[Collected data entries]
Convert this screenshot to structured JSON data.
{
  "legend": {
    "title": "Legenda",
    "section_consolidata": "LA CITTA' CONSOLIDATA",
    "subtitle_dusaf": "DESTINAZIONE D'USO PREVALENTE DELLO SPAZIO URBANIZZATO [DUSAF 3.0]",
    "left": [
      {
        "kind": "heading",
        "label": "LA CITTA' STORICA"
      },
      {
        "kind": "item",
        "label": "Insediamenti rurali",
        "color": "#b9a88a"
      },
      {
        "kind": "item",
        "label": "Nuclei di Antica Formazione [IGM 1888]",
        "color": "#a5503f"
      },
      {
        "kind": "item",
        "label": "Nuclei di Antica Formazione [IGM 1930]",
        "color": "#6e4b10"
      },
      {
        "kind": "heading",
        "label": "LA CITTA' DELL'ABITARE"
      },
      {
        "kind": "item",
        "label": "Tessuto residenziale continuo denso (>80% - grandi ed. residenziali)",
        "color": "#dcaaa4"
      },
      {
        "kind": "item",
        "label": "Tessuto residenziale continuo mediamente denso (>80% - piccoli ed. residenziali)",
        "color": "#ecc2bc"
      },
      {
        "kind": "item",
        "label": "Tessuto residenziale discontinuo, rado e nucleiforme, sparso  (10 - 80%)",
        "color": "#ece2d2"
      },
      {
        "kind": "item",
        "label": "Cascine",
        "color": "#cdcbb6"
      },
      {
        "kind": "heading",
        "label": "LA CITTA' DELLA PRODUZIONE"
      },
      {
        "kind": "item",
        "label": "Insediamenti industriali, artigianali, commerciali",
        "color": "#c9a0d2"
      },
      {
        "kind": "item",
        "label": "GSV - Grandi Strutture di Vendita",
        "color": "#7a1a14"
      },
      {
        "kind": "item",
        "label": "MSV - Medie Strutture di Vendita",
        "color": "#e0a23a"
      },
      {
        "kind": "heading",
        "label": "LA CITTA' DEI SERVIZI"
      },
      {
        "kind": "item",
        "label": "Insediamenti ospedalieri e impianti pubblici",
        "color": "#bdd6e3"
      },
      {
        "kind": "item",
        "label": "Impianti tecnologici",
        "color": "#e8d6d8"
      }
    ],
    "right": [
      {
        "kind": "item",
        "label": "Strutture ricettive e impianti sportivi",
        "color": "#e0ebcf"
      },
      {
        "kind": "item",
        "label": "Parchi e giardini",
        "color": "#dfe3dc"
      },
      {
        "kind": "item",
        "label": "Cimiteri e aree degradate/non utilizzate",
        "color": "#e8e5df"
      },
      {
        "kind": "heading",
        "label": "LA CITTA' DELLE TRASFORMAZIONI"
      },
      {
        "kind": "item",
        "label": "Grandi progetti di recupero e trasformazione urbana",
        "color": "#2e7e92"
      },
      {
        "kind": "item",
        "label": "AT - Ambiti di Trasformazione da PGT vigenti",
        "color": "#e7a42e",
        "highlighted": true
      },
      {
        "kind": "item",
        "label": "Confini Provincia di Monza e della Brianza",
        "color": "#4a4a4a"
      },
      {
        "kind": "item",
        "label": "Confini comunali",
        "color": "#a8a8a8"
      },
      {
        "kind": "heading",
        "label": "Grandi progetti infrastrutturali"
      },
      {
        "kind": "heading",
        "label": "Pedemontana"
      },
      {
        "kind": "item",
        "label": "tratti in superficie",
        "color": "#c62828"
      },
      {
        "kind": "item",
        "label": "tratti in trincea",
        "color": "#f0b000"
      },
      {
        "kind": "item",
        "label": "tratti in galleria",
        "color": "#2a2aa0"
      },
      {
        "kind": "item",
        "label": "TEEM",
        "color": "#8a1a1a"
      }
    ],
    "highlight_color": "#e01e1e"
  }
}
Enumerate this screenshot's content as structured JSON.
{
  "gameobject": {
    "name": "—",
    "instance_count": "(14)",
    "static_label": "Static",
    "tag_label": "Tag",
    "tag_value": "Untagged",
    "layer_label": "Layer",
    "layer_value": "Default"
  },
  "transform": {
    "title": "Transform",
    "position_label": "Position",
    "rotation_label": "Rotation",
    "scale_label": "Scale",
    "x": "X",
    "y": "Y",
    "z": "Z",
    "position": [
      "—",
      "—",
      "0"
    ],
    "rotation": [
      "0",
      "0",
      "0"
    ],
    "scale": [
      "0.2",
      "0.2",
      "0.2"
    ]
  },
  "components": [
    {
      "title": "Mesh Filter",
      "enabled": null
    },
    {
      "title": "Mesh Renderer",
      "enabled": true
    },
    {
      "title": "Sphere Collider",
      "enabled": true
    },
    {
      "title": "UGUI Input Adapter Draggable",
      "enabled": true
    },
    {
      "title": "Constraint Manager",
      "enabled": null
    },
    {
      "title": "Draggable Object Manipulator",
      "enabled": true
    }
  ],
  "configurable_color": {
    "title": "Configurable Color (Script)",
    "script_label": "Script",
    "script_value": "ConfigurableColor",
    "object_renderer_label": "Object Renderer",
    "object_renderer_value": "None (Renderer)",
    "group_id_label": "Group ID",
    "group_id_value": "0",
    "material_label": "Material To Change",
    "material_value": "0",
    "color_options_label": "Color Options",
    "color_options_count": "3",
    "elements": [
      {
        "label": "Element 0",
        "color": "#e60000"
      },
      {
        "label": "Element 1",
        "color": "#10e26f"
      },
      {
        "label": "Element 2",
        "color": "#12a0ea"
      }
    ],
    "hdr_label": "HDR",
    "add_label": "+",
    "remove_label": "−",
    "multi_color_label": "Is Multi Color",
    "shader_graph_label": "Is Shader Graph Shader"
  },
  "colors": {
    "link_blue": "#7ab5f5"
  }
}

[What the task requires] Check each line above for the string "Vendita" and show the ones that have it.

[Output for this exercise]
        "label": "GSV - Grandi Strutture di Vendita",
        "label": "MSV - Medie Strutture di Vendita",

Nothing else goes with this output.